SOURCE PASSAGE
╔══

Easy way to try Incus on macOS with Colima

Incus support has been added to Colima, a tool that provides easy access to container runtimes on macOS.

Feedbacks would be appreciated.

Getting started with Incus on macOS with Colima

Install dependencies

# install incus client
brew install incus

# install Colima
brew install --head colima 

Start Colima using Incus runtime

colima start --runtime=incus

Start using Incus

$ incus version
Client version: 6.3
Server version: 6.3

$ incus list 
+------+-------+------+------+------+-----------+
| NAME | STATE | IPV4 | IPV6 | TYPE | SNAPSHOTS |
+------+-------+------+------+------+-----------+

$ incus info --resources | head -n5
System:
  Vendor: QEMU
  Product: QEMU Virtual Machine
  Version: virt-9.0
  Type: virtual-machine

It feels native, how does it work?

  • Colima starts an Ubuntu VM with Incus pre-installed using QEMU (or macOS Virtualization.Framework).

╚══

DATASET ENTRIES
╔══

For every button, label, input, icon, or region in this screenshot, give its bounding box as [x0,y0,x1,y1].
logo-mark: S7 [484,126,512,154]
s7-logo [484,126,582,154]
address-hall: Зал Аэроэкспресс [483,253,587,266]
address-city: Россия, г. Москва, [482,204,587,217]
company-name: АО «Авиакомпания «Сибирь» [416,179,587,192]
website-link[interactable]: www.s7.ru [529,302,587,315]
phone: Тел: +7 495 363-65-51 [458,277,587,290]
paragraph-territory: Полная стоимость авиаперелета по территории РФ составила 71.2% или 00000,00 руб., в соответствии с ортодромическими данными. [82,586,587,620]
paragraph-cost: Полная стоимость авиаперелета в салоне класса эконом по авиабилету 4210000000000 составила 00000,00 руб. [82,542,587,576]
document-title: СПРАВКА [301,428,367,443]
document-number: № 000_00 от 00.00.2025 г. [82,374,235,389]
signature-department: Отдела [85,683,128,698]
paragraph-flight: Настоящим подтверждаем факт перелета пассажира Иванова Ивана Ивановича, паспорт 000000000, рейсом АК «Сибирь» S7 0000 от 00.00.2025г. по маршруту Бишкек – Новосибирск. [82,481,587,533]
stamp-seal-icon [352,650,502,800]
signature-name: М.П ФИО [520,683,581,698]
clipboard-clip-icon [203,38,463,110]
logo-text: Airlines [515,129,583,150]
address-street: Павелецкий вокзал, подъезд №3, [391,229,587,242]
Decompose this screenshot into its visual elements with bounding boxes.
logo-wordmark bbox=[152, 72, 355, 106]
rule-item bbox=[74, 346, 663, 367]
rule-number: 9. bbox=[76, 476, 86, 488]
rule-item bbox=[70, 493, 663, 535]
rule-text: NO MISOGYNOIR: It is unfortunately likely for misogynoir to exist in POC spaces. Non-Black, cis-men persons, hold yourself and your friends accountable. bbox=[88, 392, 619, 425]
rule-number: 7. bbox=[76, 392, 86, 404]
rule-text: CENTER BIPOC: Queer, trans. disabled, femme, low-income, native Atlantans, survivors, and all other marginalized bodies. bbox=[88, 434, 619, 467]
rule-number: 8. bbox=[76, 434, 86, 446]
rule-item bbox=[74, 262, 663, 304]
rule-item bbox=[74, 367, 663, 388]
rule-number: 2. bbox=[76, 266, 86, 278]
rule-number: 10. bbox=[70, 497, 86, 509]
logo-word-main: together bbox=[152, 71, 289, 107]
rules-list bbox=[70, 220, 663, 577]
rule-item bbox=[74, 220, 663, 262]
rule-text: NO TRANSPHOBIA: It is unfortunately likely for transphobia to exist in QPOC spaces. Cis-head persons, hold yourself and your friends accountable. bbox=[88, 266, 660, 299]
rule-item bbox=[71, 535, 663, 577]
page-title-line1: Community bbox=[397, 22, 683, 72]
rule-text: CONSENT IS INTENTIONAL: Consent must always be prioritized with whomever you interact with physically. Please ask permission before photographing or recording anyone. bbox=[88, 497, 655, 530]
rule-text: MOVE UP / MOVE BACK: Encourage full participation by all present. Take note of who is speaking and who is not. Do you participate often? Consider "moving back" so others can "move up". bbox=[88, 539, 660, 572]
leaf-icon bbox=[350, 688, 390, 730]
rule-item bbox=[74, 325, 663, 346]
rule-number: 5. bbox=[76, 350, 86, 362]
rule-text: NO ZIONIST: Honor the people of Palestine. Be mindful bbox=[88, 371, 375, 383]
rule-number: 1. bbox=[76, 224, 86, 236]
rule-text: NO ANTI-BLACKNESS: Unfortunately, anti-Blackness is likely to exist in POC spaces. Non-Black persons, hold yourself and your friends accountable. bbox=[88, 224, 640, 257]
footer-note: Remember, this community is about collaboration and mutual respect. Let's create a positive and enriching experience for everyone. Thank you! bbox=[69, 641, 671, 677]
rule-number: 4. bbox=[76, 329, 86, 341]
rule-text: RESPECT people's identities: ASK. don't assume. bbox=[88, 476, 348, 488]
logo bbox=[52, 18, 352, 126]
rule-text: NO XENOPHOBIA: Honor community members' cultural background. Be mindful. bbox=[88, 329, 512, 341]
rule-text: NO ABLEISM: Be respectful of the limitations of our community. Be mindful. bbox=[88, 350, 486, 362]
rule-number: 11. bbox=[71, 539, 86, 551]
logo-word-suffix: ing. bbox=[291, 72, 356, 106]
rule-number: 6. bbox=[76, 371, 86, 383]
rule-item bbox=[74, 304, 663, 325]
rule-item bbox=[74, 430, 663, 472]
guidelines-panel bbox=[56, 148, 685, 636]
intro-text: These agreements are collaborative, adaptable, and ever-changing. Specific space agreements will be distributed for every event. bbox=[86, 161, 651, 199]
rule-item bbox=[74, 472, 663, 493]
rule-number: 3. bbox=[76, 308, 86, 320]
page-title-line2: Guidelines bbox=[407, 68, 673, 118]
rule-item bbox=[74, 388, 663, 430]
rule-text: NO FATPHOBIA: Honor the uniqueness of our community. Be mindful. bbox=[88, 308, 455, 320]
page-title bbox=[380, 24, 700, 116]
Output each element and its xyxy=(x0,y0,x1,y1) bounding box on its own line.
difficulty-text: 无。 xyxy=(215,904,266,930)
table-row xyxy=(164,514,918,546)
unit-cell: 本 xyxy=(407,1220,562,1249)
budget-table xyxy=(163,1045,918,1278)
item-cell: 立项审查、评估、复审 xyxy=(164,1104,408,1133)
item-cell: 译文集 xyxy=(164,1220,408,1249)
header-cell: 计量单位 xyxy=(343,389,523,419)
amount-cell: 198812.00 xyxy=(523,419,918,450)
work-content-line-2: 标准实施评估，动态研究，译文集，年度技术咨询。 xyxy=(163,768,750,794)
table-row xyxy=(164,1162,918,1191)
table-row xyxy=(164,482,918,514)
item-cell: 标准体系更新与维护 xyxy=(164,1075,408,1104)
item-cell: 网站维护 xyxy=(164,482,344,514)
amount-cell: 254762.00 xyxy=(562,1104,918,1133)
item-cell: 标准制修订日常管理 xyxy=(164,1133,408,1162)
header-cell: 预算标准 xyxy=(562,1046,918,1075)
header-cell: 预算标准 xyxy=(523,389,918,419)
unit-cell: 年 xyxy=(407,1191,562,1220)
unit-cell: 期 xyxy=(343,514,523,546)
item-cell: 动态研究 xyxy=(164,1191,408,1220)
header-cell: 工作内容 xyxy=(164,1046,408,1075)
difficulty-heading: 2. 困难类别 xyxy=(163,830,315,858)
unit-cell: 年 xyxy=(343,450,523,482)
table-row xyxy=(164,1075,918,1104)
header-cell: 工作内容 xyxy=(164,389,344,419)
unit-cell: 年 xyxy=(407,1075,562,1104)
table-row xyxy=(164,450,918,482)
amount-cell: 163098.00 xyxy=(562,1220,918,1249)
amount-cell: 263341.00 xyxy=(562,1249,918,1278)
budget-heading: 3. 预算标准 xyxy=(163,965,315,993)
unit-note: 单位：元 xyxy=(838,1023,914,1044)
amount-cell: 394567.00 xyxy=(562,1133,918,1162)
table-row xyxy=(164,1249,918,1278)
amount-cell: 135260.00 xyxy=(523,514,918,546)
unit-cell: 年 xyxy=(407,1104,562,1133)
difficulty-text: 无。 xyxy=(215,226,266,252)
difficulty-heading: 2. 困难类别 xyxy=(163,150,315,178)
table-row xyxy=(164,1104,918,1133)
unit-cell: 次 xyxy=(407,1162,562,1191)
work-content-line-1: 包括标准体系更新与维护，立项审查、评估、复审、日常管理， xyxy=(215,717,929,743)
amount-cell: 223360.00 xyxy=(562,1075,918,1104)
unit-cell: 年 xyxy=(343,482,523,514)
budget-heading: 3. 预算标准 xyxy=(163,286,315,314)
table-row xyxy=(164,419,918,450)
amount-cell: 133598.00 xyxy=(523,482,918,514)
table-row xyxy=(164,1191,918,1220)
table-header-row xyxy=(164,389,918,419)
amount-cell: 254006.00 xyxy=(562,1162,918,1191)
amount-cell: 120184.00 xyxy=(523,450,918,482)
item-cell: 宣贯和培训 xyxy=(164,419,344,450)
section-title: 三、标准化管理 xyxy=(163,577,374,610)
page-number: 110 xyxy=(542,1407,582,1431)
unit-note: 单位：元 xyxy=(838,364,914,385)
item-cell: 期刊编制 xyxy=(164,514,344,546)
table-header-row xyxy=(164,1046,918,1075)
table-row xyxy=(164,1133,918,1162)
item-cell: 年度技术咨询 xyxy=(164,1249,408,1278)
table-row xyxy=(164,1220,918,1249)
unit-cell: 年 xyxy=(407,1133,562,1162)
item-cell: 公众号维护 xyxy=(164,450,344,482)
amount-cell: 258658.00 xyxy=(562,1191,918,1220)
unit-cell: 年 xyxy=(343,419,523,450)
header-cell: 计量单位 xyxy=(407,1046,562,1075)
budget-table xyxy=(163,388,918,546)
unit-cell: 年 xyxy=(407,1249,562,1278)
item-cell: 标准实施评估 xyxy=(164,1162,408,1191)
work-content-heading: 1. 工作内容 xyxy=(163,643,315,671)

╚══

TASK 1
Answer the following from the Incus-on-Colima guide:
(a) Which command installs the Incus client?
(b) Which option is given to `colima start` to select the Incus runtime?
(c) Which Linux distribution runs in the virtual machine that Colima starts?
TASK 2
Extend the guide on running Incus on macOS with Colima, beginning after its final bullet point.

TASK RESULT 1
(a) `brew install incus`
(b) `--runtime=incus`
(c) Ubuntu

TASK RESULT 2
  • Incus unix socket is forwarded to the macOS host
  • Incus client (on macOS) is configured to utilise the forwarded unix socket. Automatically configured and removed on Colima startup and shutdown.

Other features

  • Incus UI available at https://localhost:8443
  • Volume mounts - $HOME is mounted into the Incus VM
  • Port forwarding - all ports exposed to the VM is forwarded to macOS. e.g. a proxy device listening on 8080 is accessible on localhost:8080 on macOS.
  • Docker remote is pre-configured for OCI images. e.g. incus launch docker:caddy should just work.

Limitations

  • Only containers are supported, no virtual machines.
  • Containers are not accessible on the host via the bridge IP address, unless it is further exposed to the host e.g. via proxy device.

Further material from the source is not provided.